** Text to read **
☆ ☆ ☆ ☆
Top Military Historian ranks Bush's War as the most Foolish War in last 2,015 Years

Cypress

Well-known member
CHEERS to not finishing dead last: George W. Bush has not led the worst military operation in history after all. A respected military historian says Emperor Augustus was worse... 2,015 years ago:

To describe Iraq as the most foolish war of the last 2,014 years is a sweeping statement, but the writer is well qualified to know.

He is Martin van Creveld, a professor at the Hebrew University in Jerusalem and one of the world's foremost military historians. Several of his books have influenced modern military theory and he is the only non-American author on the US Army's list of required reading for officers.

Professor van Creveld has previously drawn parallels between Iraq and Vietnam, and pointed out that almost all countries that have tried to fight similar wars during the last 60 years or so have ended up losing. Why President Bush "nevertheless decided to go to war escapes me and will no doubt preoccupy historians to come," he told one interviewer. [...]

In his eagerness for regime change in Iraq, Mr. Bush blundered into a trap from which in the short term there is no way out: the Americans will be damned if they stay and damned if they leave.






http://www.guardian.co.uk/Iraq/Story/0,2763,1653454,00.html
 
This is the part I see as most significant. It's pretty much my answer to Damo and others who say we can't honorably withdraw until the Iraqi forces are able to take over.
Noting that some two-thirds of Americans believe the war was a mistake, van Creveld says in his article that the US should forget about saving face and pull its troops out: "What had to come, has come. The question is no longer if American forces will be withdrawn, but how soon - and at what cost."
☆ ☆ ☆ ☆
** Source material **

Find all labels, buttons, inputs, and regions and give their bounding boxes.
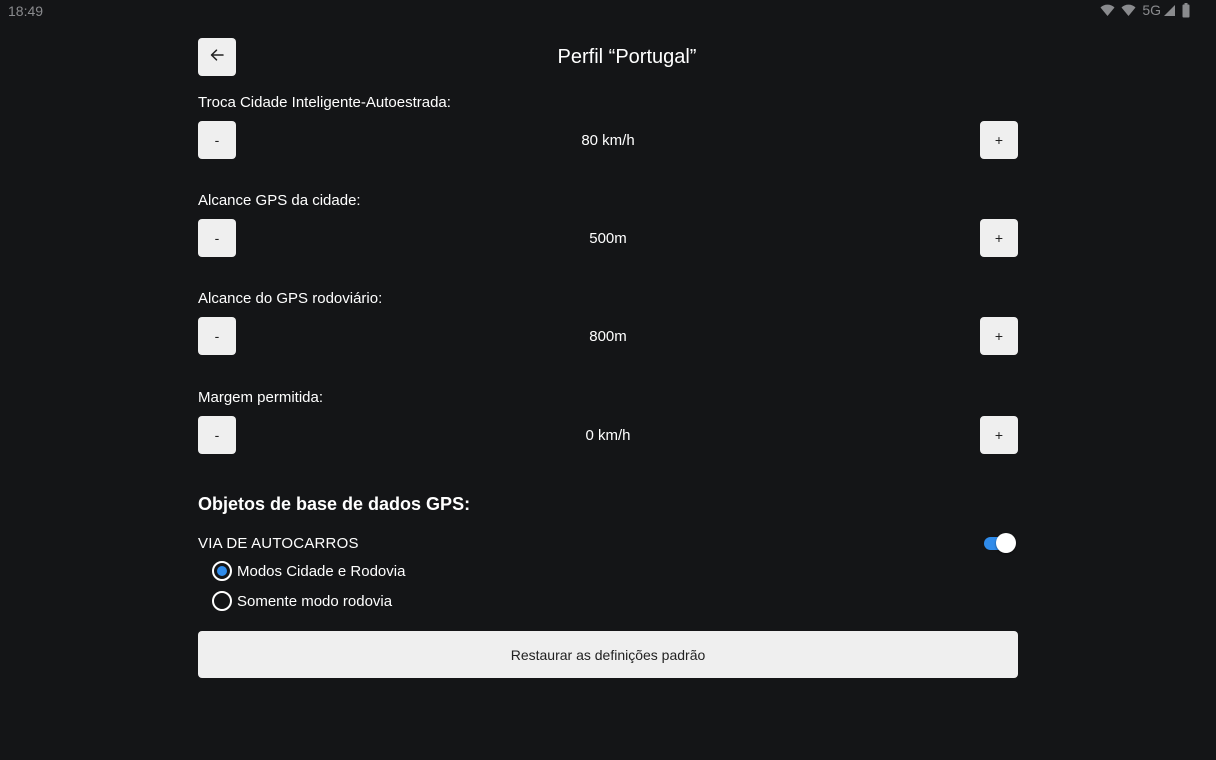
☆ ☆ ☆ ☆
** Task **
Copy the Iraq war post again, everything from "He is Martin" down to "reading for officers.", replacing "foremost" with "leading".

** Task answer **
He is Martin van Creveld, a professor at the Hebrew University in Jerusalem and one of the world's leading military historians. Several of his books have influenced modern military theory and he is the only non-American author on the US Army's list of required reading for officers.